● Request: Report all lines holding "dashboard".

──────────

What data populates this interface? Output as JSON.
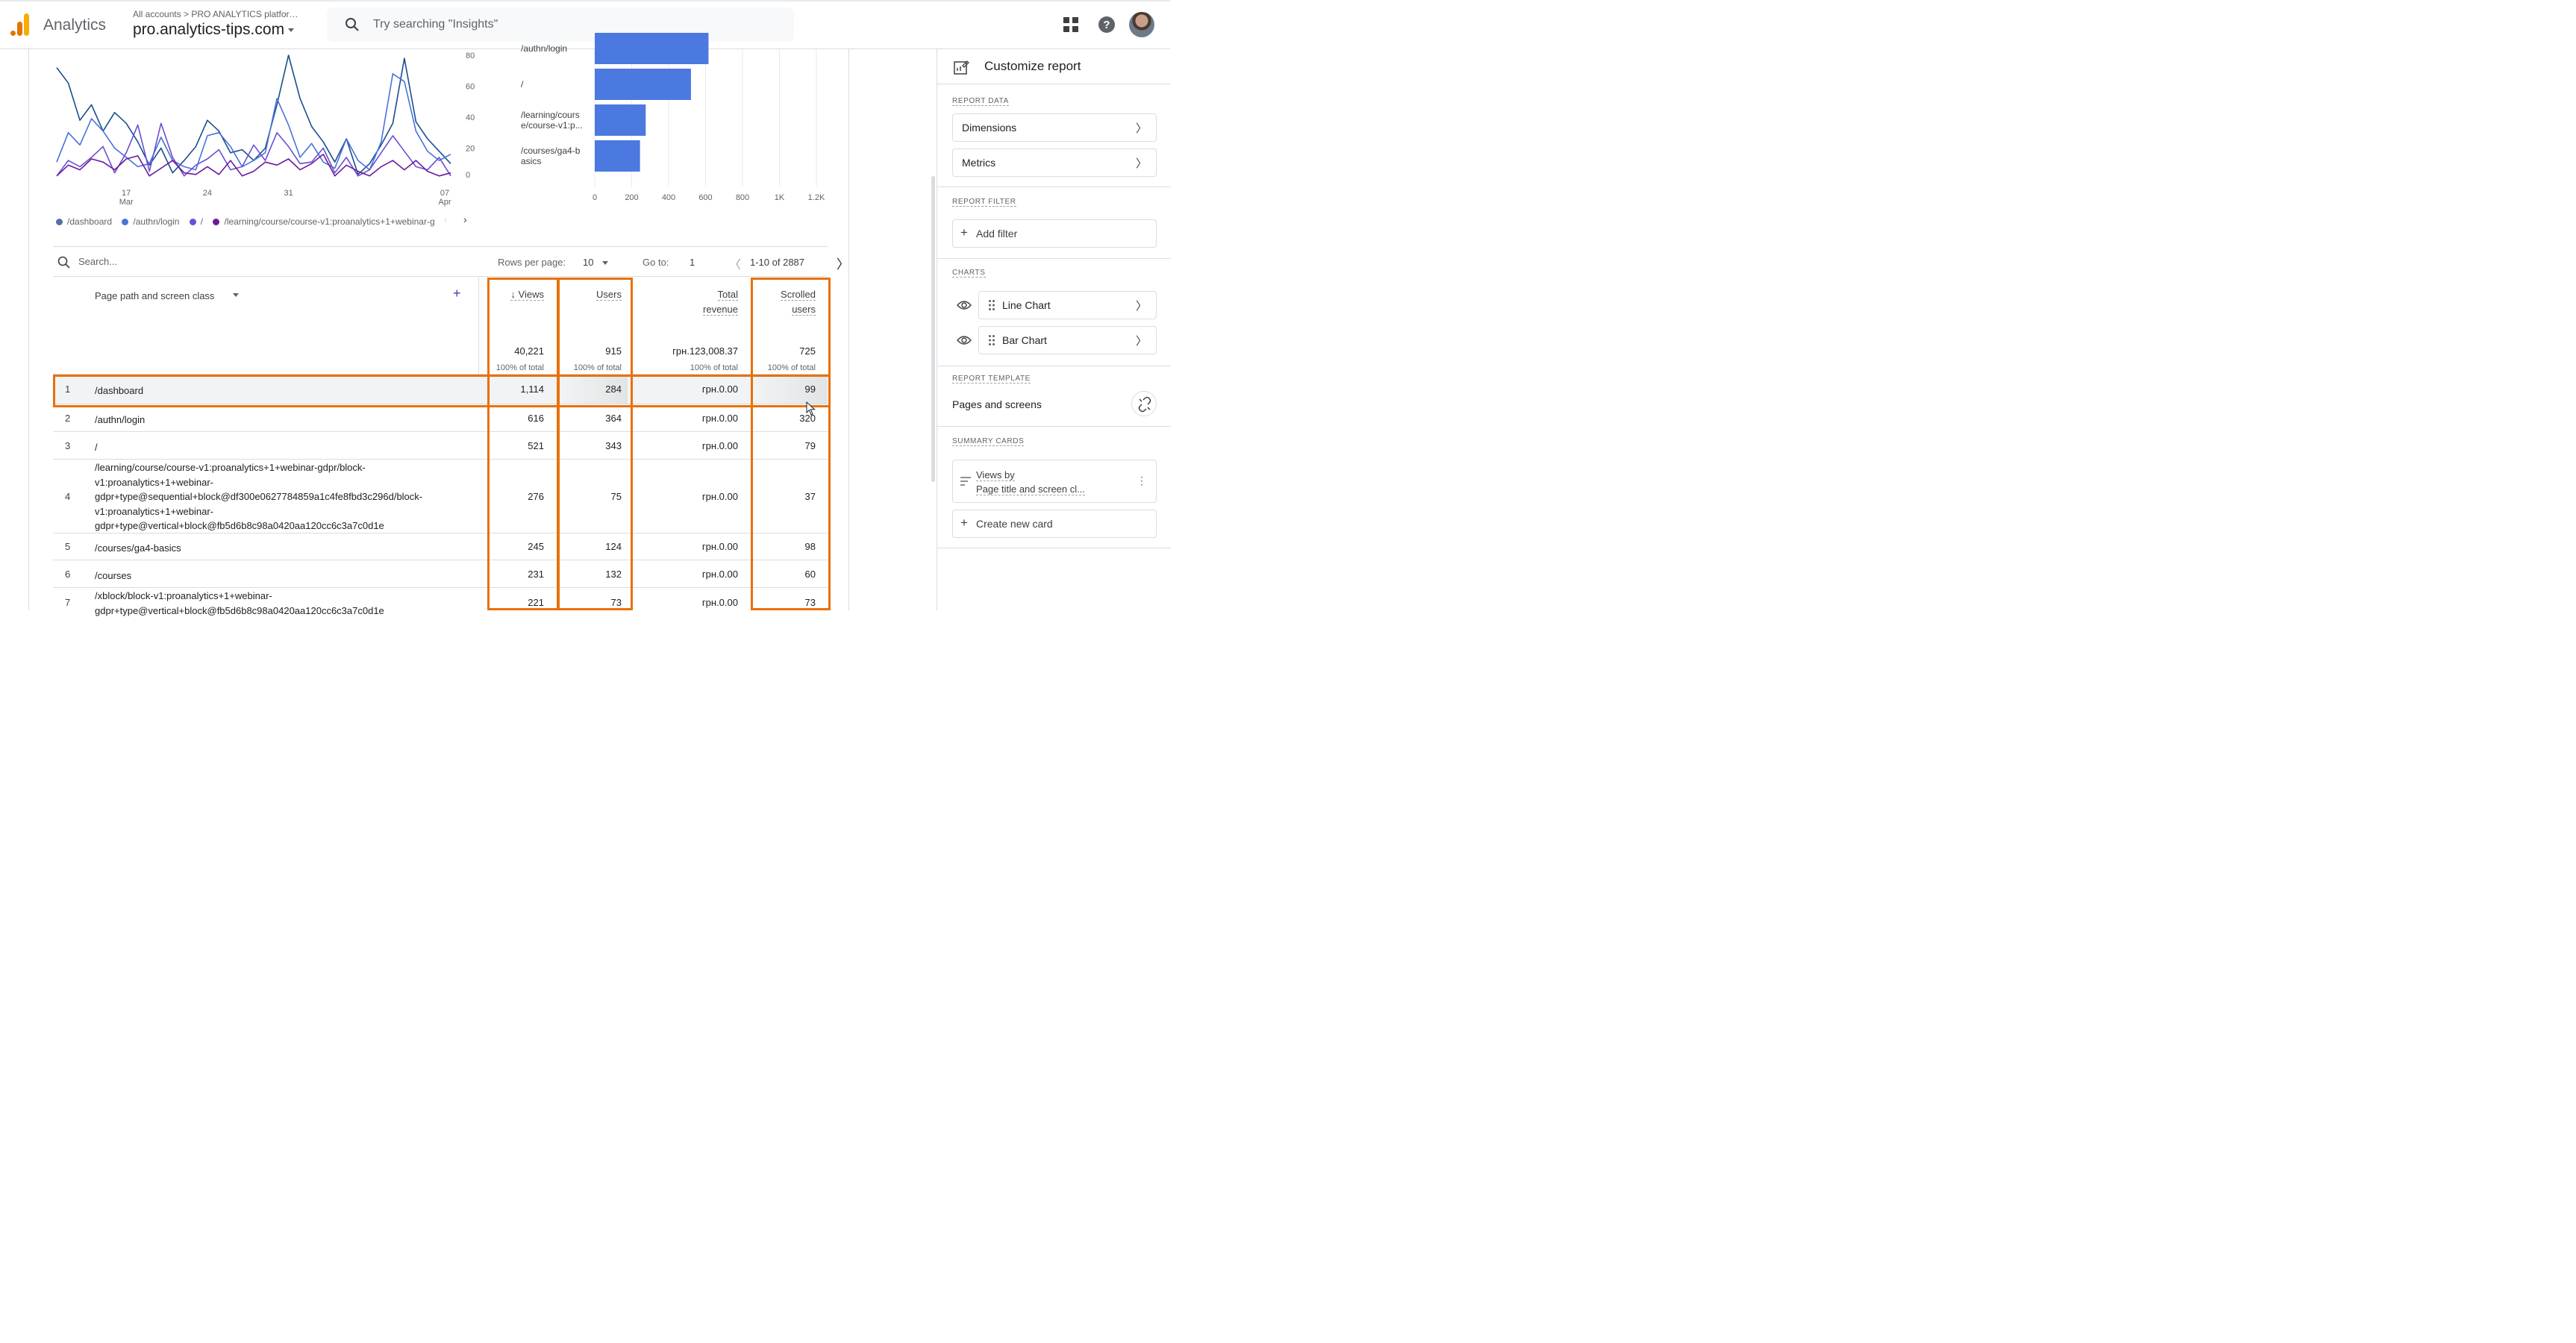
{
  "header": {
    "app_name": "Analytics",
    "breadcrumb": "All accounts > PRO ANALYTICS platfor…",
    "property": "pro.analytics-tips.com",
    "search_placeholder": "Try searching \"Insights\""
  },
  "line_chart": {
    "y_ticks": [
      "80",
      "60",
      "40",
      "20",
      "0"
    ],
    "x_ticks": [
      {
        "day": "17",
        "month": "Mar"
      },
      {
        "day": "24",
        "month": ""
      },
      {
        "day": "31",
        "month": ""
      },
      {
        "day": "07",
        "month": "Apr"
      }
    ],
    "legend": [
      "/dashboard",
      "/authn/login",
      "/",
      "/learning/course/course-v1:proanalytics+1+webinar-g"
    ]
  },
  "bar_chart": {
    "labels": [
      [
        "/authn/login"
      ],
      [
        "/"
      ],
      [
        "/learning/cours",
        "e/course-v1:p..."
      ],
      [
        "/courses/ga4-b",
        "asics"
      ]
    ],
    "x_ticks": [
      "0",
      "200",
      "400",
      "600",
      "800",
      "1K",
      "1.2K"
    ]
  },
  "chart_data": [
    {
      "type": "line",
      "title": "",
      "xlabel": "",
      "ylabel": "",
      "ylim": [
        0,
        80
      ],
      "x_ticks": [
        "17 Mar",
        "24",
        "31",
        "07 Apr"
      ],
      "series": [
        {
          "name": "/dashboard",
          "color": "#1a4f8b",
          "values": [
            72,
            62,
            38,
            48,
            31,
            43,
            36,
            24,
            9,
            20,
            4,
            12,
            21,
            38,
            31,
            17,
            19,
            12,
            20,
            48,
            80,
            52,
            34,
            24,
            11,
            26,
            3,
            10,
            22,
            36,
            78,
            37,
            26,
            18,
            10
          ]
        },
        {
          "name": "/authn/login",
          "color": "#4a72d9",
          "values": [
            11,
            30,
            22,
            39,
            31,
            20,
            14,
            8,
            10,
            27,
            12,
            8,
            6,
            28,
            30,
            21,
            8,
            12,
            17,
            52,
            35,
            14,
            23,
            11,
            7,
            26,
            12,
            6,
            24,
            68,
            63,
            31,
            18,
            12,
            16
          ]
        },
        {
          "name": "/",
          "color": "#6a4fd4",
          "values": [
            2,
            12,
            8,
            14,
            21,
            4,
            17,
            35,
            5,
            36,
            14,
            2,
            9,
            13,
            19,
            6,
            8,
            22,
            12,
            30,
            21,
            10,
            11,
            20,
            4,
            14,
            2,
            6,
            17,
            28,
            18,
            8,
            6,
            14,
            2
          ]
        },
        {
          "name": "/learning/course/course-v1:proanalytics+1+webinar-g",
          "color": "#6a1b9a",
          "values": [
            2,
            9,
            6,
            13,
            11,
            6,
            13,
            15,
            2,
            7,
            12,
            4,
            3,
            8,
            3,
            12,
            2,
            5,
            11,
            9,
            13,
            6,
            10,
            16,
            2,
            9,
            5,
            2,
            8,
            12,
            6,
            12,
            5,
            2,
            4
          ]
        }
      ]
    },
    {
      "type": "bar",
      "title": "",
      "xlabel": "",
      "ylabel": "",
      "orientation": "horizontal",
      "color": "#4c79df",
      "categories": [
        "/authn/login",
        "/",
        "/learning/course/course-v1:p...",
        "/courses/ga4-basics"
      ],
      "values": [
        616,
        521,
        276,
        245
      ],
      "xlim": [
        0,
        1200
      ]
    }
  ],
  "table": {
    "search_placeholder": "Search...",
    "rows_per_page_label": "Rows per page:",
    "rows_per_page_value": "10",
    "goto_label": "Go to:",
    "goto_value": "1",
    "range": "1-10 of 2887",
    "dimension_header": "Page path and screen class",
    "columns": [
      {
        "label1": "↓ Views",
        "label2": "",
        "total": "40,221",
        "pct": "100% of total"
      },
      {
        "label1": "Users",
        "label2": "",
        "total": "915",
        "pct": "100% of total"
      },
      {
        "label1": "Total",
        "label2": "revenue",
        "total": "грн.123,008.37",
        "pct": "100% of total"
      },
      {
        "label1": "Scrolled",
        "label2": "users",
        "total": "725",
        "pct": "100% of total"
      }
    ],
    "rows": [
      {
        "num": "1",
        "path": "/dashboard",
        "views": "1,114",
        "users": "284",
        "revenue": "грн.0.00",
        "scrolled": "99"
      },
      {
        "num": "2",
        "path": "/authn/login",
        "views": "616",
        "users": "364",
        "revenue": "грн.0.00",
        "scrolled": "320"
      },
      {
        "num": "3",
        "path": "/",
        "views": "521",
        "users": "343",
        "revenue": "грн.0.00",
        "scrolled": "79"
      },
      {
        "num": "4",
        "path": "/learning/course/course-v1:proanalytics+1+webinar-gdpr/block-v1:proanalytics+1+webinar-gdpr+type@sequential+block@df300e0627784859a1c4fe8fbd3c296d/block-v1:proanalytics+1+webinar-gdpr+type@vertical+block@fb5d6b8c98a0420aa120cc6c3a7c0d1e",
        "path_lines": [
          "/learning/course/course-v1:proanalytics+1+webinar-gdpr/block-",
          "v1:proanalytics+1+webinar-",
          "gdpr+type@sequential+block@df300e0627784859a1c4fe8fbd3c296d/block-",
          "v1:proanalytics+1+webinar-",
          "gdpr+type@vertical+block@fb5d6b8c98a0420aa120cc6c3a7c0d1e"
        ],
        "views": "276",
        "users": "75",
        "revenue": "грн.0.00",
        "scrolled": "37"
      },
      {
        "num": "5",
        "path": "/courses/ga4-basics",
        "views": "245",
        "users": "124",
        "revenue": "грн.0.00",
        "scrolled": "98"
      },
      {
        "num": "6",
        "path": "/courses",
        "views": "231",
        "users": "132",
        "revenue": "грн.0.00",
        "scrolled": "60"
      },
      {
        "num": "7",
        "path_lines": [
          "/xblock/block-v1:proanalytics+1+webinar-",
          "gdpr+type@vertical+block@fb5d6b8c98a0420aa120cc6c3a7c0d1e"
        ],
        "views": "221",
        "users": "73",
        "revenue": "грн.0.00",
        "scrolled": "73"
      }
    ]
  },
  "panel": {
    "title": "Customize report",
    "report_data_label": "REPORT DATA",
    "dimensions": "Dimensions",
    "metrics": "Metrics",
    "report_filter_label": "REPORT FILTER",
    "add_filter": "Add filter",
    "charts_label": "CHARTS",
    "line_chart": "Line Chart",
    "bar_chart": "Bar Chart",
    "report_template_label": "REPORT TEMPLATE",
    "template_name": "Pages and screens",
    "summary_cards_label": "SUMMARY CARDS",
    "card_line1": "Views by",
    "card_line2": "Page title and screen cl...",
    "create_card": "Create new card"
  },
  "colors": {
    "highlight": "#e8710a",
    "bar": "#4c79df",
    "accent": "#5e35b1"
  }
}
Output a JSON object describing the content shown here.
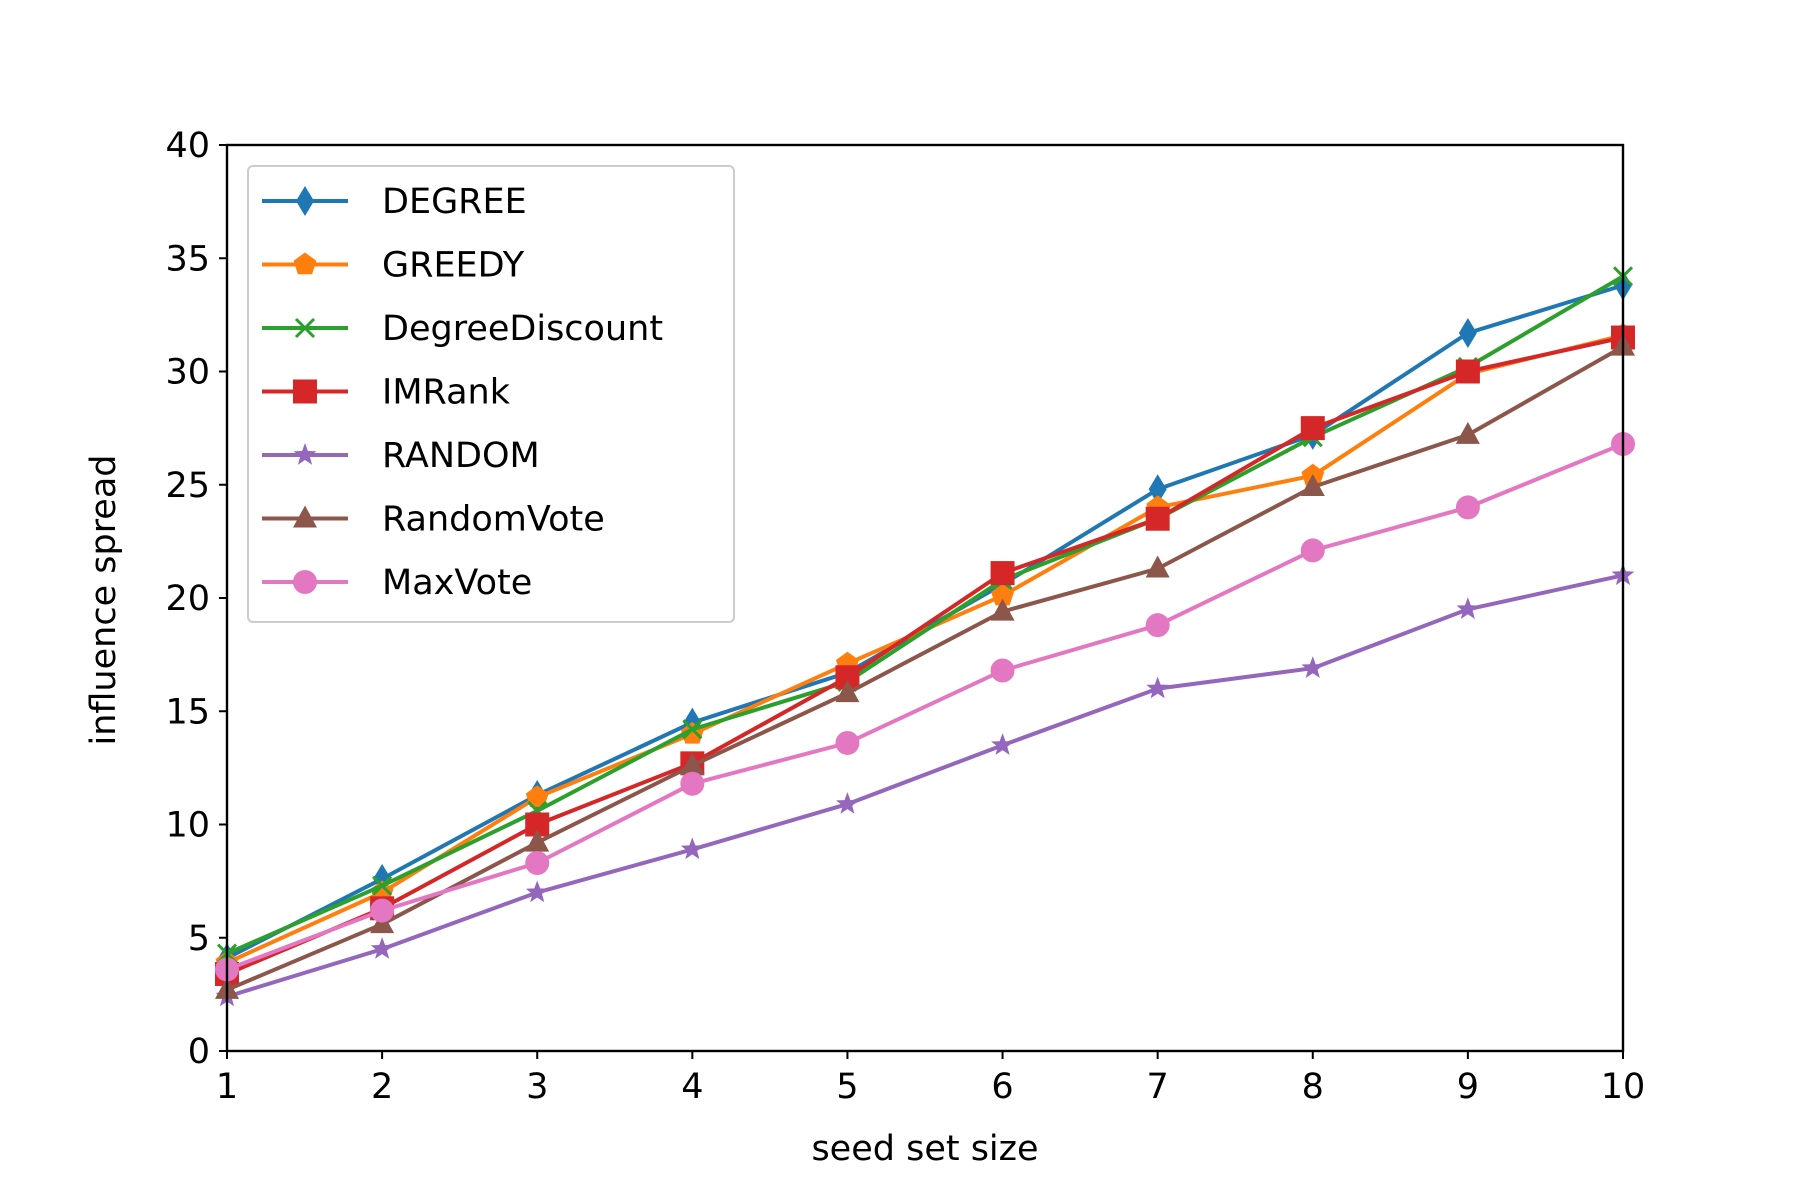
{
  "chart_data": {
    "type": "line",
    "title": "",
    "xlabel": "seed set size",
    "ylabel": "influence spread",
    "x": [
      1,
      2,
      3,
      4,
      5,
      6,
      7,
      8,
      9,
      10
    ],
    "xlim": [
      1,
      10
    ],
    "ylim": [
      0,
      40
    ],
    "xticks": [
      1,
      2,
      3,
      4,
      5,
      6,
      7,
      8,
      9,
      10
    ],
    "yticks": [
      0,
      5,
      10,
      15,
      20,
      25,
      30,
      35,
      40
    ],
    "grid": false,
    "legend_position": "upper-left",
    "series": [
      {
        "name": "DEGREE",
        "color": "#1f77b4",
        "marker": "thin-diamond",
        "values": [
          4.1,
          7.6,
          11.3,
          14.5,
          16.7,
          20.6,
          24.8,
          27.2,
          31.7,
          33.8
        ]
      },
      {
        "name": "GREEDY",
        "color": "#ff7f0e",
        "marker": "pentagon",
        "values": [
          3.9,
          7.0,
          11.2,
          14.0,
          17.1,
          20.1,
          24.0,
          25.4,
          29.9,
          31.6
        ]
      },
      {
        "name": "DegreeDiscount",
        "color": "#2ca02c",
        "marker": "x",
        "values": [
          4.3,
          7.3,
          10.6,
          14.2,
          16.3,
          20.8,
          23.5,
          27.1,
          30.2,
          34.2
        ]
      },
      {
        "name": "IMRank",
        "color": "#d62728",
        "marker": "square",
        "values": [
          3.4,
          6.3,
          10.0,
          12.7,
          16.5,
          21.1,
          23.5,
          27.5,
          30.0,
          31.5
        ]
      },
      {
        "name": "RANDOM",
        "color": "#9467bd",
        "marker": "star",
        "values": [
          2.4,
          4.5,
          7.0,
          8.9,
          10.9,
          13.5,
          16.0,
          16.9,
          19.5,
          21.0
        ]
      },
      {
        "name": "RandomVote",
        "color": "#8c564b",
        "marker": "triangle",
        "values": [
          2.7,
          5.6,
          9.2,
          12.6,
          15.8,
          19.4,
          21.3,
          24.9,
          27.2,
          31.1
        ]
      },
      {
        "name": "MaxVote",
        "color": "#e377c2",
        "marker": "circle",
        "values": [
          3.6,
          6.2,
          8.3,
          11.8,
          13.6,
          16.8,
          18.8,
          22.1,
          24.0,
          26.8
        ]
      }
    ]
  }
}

──────────

● Answer below:
      "/dashboard",
          "name": "/dashboard",
        "path": "/dashboard",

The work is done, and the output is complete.